== EXERCISE BRIEF ==
Sort through the entries below and pull out lines containing the word "Allah".

== Stored data entries ==
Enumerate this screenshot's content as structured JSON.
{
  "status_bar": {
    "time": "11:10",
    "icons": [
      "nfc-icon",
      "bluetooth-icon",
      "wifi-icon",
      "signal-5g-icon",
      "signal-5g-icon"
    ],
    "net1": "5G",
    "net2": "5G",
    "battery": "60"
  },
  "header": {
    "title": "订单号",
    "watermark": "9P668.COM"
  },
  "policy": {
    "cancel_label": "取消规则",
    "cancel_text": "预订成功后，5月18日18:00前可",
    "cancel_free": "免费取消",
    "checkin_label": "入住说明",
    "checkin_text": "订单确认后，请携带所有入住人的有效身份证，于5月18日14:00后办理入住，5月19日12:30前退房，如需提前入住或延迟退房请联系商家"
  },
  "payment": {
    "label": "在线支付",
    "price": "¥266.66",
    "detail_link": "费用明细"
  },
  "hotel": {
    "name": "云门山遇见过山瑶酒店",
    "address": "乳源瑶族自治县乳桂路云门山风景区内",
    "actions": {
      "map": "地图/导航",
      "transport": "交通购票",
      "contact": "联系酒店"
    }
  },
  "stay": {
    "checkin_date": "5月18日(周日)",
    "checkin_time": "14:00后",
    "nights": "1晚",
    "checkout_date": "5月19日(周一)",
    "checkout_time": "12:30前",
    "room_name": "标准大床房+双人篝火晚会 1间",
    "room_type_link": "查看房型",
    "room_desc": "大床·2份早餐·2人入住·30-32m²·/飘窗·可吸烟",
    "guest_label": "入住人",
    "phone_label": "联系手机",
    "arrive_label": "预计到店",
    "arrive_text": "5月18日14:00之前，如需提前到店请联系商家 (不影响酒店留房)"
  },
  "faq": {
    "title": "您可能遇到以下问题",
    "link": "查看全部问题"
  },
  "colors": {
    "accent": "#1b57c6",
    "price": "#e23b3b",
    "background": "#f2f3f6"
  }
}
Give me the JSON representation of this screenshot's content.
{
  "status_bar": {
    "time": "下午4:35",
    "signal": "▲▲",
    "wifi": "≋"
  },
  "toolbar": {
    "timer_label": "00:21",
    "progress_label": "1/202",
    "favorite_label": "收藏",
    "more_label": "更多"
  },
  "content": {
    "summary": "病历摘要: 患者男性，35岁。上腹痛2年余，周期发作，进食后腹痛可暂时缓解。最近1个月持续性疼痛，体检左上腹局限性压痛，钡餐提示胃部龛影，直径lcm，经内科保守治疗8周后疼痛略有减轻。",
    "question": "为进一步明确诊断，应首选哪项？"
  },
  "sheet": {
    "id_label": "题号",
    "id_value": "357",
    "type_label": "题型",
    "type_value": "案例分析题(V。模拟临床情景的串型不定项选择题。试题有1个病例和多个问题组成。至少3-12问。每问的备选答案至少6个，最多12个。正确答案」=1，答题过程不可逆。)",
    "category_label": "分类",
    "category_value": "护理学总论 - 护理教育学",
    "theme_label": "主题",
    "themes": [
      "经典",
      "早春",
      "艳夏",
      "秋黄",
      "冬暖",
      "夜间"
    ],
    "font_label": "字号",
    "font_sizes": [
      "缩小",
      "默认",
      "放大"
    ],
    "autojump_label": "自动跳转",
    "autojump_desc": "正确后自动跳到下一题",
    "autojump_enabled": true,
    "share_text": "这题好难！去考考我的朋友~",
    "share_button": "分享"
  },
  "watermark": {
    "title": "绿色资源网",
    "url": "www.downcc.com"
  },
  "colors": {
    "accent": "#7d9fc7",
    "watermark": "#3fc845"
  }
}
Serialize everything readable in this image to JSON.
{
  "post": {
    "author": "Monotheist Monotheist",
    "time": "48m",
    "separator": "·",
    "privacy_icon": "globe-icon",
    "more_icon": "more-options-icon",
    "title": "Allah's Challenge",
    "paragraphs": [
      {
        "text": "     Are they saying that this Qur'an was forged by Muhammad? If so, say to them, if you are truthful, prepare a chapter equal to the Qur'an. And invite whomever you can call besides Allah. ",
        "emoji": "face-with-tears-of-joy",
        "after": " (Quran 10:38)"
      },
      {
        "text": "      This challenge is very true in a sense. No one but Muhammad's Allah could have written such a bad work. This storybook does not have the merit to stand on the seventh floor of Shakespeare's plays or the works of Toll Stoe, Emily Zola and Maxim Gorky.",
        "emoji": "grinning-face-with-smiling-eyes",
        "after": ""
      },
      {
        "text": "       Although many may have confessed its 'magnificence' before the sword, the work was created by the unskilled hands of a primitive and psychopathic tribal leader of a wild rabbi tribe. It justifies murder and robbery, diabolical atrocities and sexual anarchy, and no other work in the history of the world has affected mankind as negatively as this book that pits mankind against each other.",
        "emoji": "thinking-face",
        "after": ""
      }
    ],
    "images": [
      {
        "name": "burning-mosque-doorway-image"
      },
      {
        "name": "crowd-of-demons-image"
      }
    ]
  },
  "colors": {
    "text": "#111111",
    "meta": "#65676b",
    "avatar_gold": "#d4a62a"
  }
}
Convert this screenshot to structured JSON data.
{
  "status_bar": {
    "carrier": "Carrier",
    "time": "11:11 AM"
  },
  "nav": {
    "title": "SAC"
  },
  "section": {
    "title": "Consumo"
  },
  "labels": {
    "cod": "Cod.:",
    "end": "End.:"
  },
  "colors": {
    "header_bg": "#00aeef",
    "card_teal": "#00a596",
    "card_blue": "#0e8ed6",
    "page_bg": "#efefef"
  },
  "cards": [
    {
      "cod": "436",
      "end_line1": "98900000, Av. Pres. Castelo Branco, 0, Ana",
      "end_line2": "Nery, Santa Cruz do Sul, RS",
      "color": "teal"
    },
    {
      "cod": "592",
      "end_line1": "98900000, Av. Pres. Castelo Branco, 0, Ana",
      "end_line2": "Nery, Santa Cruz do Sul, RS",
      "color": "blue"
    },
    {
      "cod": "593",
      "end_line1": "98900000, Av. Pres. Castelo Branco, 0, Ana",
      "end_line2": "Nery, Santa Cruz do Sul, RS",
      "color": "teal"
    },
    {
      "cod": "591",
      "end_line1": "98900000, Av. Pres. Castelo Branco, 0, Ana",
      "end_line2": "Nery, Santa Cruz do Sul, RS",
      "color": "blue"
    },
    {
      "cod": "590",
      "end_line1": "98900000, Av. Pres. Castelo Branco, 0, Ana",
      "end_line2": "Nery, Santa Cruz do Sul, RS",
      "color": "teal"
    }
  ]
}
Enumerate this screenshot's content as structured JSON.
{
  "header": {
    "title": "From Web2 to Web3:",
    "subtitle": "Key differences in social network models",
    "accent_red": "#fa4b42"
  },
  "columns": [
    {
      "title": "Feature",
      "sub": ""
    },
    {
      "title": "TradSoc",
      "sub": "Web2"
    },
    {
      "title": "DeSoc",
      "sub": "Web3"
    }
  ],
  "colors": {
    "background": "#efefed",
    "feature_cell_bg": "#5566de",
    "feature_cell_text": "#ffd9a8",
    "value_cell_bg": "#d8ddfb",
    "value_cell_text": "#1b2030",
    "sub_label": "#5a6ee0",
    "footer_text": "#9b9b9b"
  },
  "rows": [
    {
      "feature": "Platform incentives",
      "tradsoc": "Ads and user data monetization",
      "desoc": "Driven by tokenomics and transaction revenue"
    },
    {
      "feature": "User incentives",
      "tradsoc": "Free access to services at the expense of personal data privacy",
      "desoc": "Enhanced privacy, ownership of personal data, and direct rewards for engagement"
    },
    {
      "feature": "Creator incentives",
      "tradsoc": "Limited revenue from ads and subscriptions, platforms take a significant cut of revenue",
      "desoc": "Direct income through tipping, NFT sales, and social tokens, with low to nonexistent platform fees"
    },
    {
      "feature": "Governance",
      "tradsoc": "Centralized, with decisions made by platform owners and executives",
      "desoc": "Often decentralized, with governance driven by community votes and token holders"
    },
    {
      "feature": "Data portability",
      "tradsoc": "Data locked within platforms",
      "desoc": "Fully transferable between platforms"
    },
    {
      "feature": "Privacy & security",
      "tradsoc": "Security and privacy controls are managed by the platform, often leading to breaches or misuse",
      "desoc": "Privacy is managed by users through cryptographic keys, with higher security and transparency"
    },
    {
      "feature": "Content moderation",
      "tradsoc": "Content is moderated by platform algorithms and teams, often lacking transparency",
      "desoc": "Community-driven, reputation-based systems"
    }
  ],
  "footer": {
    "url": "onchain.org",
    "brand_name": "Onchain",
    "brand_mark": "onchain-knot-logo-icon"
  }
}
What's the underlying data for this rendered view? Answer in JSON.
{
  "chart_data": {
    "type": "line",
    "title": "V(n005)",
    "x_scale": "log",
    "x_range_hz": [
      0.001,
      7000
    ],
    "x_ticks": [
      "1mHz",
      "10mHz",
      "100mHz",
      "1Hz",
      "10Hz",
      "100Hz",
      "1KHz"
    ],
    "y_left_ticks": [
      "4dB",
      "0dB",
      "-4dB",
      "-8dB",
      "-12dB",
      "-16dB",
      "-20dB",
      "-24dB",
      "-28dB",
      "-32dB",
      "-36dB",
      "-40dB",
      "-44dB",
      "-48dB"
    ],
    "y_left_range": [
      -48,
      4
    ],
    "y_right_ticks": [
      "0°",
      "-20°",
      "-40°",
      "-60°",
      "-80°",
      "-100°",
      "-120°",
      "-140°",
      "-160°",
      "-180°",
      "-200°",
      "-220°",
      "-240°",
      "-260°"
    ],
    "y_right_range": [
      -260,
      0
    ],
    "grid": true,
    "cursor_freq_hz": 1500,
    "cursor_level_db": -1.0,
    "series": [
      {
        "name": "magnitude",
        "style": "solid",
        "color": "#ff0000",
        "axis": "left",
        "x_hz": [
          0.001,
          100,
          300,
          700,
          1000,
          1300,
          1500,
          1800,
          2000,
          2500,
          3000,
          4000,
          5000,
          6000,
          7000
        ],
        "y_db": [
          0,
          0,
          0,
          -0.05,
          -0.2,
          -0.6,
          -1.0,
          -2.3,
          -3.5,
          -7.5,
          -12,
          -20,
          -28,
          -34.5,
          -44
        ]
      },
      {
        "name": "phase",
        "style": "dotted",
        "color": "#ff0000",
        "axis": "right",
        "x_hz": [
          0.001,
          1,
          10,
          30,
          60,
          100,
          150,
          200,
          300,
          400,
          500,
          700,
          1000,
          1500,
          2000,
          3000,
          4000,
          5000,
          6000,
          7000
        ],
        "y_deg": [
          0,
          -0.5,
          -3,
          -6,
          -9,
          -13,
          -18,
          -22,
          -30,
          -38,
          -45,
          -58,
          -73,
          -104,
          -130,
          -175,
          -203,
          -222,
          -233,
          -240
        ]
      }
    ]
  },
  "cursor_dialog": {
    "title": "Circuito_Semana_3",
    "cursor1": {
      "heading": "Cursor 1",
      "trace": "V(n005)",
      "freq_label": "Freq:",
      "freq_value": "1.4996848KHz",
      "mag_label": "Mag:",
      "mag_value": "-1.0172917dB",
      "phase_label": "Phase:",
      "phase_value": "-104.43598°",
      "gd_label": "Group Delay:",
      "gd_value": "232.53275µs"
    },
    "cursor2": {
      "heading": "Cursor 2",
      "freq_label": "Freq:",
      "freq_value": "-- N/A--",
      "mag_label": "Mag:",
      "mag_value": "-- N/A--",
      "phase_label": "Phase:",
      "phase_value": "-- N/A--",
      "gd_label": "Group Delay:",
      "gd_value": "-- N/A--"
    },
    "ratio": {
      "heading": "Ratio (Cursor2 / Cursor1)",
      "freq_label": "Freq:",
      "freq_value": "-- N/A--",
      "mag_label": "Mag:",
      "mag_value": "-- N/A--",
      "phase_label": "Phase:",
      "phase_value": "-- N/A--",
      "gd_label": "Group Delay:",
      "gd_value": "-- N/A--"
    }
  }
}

== OUTPUT FOR THIS EXERCISE ==
    "title": "Allah's Challenge",
        "text": "     Are they saying that this Qur'an was forged by Muhammad? If so, say to them, if you are truthful, prepare a chapter equal to the Qur'an. And invite whomever you can call besides Allah. ",
        "text": "      This challenge is very true in a sense. No one but Muhammad's Allah could have written such a bad work. This storybook does not have the merit to stand on the seventh floor of Shakespeare's plays or the works of Toll Stoe, Emily Zola and Maxim Gorky.",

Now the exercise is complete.